Your task: Reproduce every line of the material below verbatim, leaving out the pictures.

-- -- --

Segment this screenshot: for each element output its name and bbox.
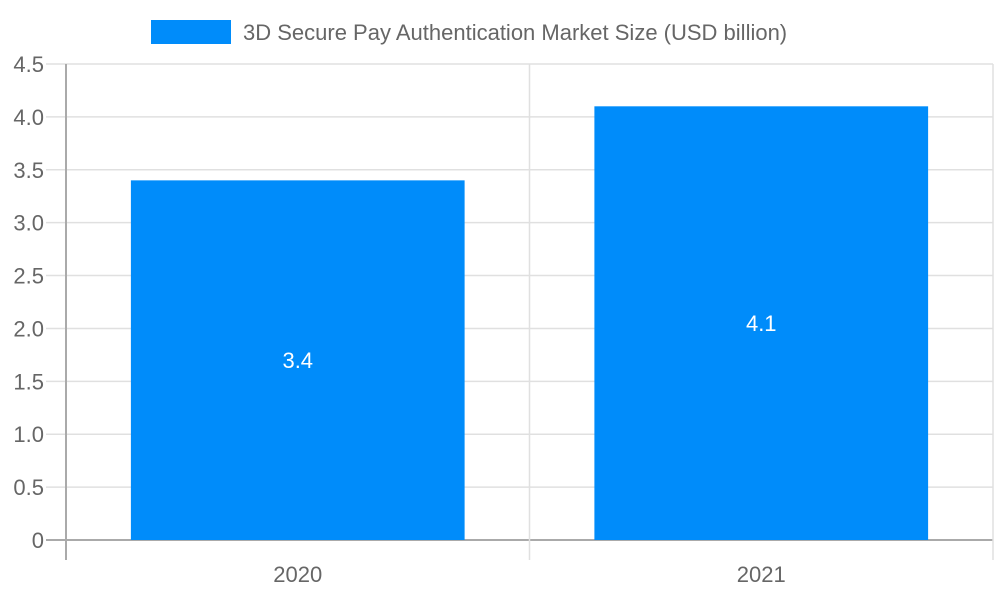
y-tick-label: 2.5 <box>13 264 44 289</box>
labels: 0 0.5 1.0 1.5 2.0 2.5 3.0 3.5 4.0 4.5 3.4 2020 4.1 20… <box>13 52 785 587</box>
legend-label: 3D Secure Pay Authentication Market Size… <box>243 20 787 45</box>
data-label: 4.1 <box>746 311 777 336</box>
bar-2020 <box>130 180 465 540</box>
y-tick-label: 1.5 <box>13 369 44 394</box>
legend-swatch <box>151 20 231 44</box>
legend[interactable]: 3D Secure Pay Authentication Market Size… <box>151 20 787 45</box>
y-tick-label: 0.5 <box>13 475 44 500</box>
x-tick-label: 2020 <box>273 562 322 587</box>
x-tick-label: 2021 <box>737 562 786 587</box>
bar-2021 <box>594 106 929 541</box>
y-tick-label: 3.5 <box>13 158 44 183</box>
y-tick-label: 0 <box>32 528 44 553</box>
data-label: 3.4 <box>282 348 313 373</box>
y-tick-label: 4.5 <box>13 52 44 77</box>
y-tick-label: 1.0 <box>13 422 44 447</box>
y-tick-label: 2.0 <box>13 316 44 341</box>
bars <box>130 106 929 541</box>
y-tick-label: 4.0 <box>13 105 44 130</box>
y-tick-label: 3.0 <box>13 211 44 236</box>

-- -- --

Reply:
Segment this screenshot: for each element output its name and bbox.
y-tick-label: 2.5 <box>13 264 44 289</box>
labels: 0 0.5 1.0 1.5 2.0 2.5 3.0 3.5 4.0 4.5 3.4 2020 4.1 20… <box>13 52 785 587</box>
legend-label: 3D Secure Pay Authentication Market Size… <box>243 20 787 45</box>
data-label: 4.1 <box>746 311 777 336</box>
bar-2020 <box>130 180 465 540</box>
y-tick-label: 1.5 <box>13 369 44 394</box>
legend-swatch <box>151 20 231 44</box>
legend[interactable]: 3D Secure Pay Authentication Market Size… <box>151 20 787 45</box>
y-tick-label: 0.5 <box>13 475 44 500</box>
x-tick-label: 2020 <box>273 562 322 587</box>
x-tick-label: 2021 <box>737 562 786 587</box>
bar-2021 <box>594 106 929 541</box>
y-tick-label: 3.5 <box>13 158 44 183</box>
y-tick-label: 0 <box>32 528 44 553</box>
data-label: 3.4 <box>282 348 313 373</box>
y-tick-label: 4.5 <box>13 52 44 77</box>
y-tick-label: 1.0 <box>13 422 44 447</box>
y-tick-label: 2.0 <box>13 316 44 341</box>
bars <box>130 106 929 541</box>
y-tick-label: 4.0 <box>13 105 44 130</box>
y-tick-label: 3.0 <box>13 211 44 236</box>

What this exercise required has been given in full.